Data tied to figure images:

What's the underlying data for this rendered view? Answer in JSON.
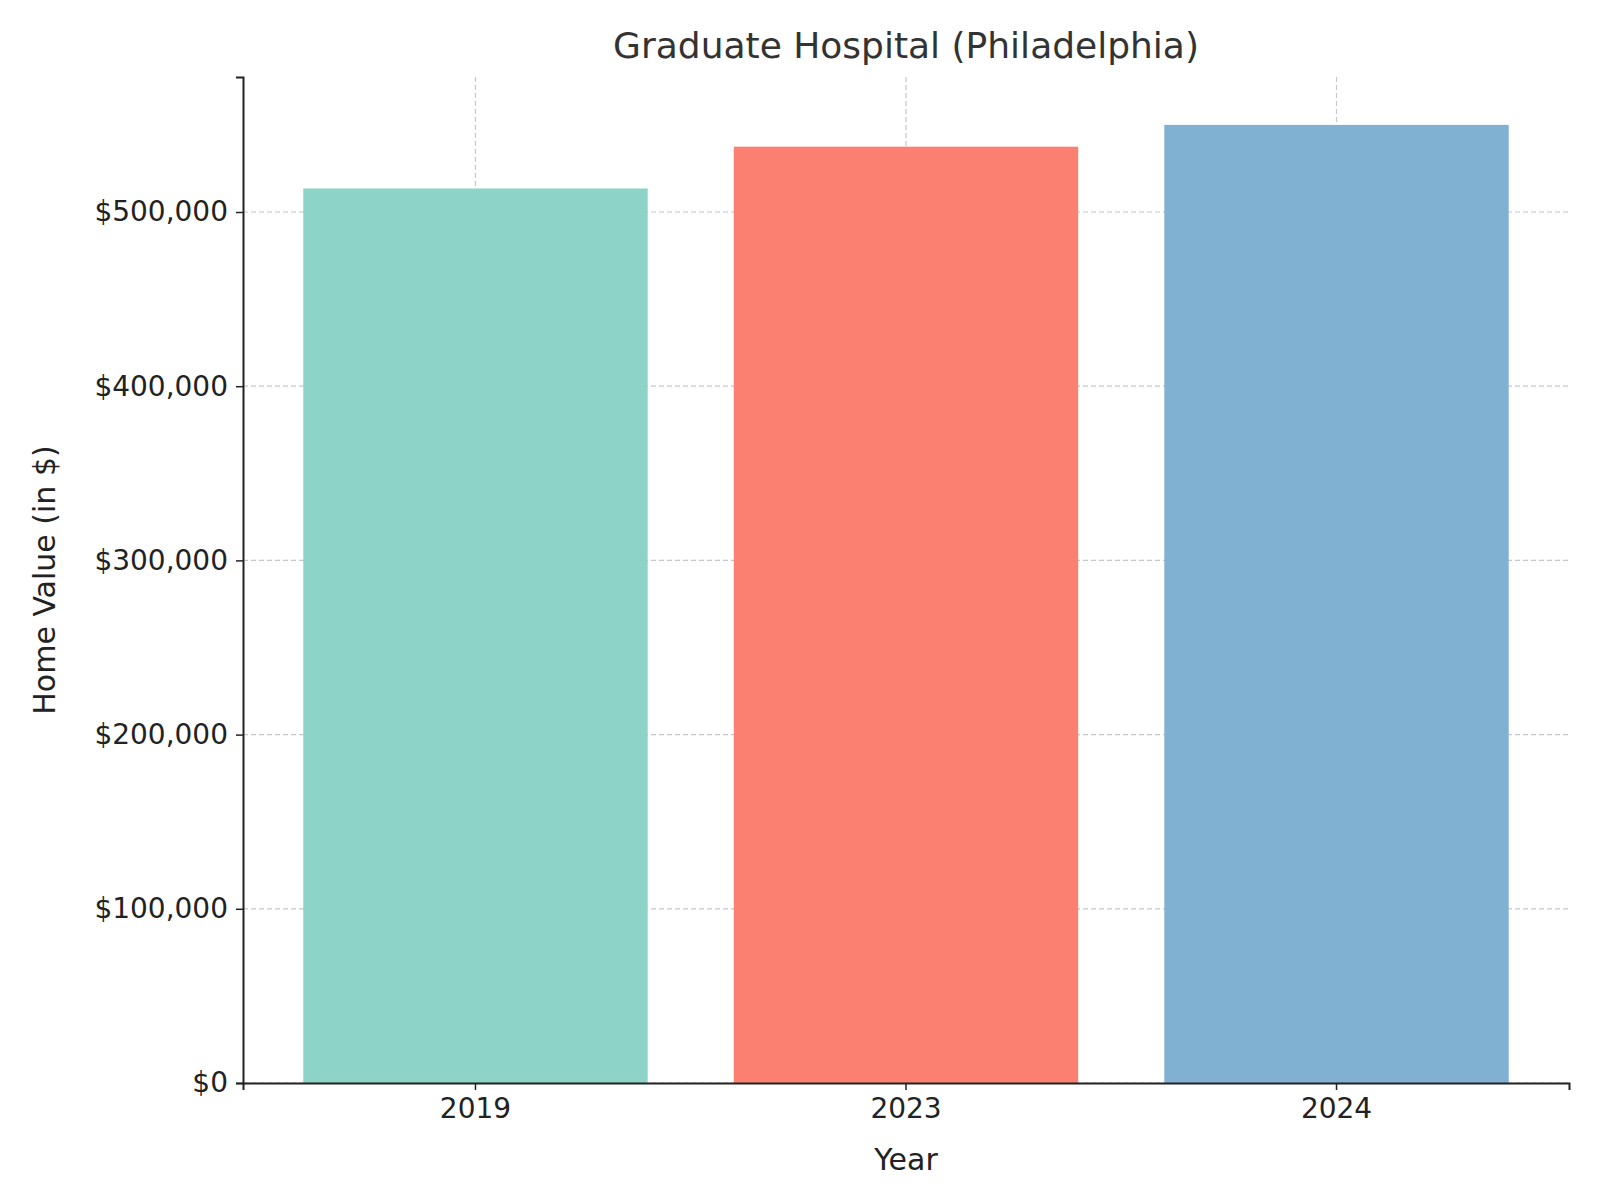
{
  "chart_data": {
    "type": "bar",
    "title": "Graduate Hospital (Philadelphia)",
    "x_label": "Year",
    "y_label": "Home Value (in $)",
    "categories": [
      "2019",
      "2023",
      "2024"
    ],
    "values": [
      513500,
      537500,
      550000
    ],
    "colors": [
      "#8dd3c7",
      "#fb8072",
      "#80b1d3"
    ],
    "ylim": [
      0,
      577500
    ],
    "yticks": [
      {
        "value": 0,
        "label": "$0"
      },
      {
        "value": 100000,
        "label": "$100,000"
      },
      {
        "value": 200000,
        "label": "$200,000"
      },
      {
        "value": 300000,
        "label": "$300,000"
      },
      {
        "value": 400000,
        "label": "$400,000"
      },
      {
        "value": 500000,
        "label": "$500,000"
      }
    ],
    "grid": true
  }
}
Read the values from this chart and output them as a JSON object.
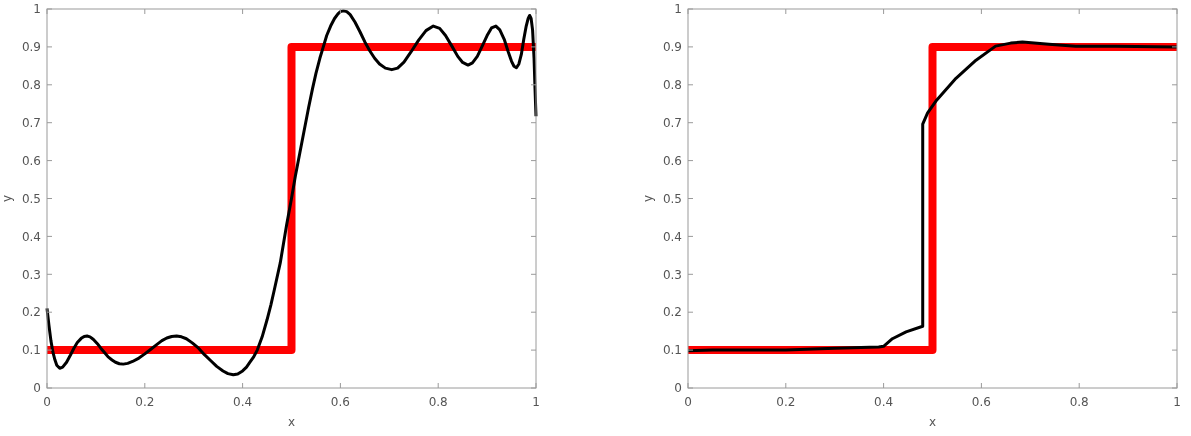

• **Problem to solve**
Make an exact copy of the data above, pictures excluded.

• **Completed task**
What's the underlying data for this rendered view? Answer in JSON.
{
  "chart_data": {
    "type": "bar",
    "title": "Graduate Hospital (Philadelphia)",
    "x_label": "Year",
    "y_label": "Home Value (in $)",
    "categories": [
      "2019",
      "2023",
      "2024"
    ],
    "values": [
      513500,
      537500,
      550000
    ],
    "colors": [
      "#8dd3c7",
      "#fb8072",
      "#80b1d3"
    ],
    "ylim": [
      0,
      577500
    ],
    "yticks": [
      {
        "value": 0,
        "label": "$0"
      },
      {
        "value": 100000,
        "label": "$100,000"
      },
      {
        "value": 200000,
        "label": "$200,000"
      },
      {
        "value": 300000,
        "label": "$300,000"
      },
      {
        "value": 400000,
        "label": "$400,000"
      },
      {
        "value": 500000,
        "label": "$500,000"
      }
    ],
    "grid": true
  }
}
Read the values from this chart and output them as a JSON object.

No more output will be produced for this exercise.